■ Stated problem
Copy every line of the data that contains the string "Check".

───── Given information

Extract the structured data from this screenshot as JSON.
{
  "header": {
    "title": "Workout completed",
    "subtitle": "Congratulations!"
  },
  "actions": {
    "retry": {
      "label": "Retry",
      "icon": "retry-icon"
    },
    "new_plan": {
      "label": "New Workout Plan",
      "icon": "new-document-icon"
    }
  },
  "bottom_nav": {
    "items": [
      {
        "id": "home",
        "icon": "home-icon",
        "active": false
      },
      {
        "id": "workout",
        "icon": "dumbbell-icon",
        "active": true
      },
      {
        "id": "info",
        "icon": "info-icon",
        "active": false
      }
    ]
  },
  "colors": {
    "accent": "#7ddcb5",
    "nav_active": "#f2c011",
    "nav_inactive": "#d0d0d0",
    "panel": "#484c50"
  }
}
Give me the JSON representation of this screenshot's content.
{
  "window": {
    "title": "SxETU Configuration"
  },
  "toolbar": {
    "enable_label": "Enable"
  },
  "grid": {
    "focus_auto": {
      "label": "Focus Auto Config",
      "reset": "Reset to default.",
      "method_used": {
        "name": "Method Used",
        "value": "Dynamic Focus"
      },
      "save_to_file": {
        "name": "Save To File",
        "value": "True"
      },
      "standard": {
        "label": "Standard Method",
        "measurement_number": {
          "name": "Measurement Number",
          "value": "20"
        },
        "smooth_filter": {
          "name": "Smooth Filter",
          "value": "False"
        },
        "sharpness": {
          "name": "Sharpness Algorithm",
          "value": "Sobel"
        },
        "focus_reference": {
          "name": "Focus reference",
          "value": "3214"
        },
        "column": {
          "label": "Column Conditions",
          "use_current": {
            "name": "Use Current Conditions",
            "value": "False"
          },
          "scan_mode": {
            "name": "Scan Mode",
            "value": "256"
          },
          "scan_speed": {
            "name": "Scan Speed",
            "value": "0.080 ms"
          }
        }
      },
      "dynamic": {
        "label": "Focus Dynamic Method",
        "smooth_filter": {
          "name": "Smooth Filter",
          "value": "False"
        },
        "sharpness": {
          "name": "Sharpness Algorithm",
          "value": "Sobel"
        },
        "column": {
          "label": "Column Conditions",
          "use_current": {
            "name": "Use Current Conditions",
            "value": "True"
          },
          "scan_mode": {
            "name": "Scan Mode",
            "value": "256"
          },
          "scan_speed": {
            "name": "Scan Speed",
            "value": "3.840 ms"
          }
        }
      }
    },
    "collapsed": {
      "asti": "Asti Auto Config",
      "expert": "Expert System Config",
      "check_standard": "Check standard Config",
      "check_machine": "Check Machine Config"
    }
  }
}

──────────

■ Answer to the problem
      "check_standard": "Check standard Config",
      "check_machine": "Check Machine Config"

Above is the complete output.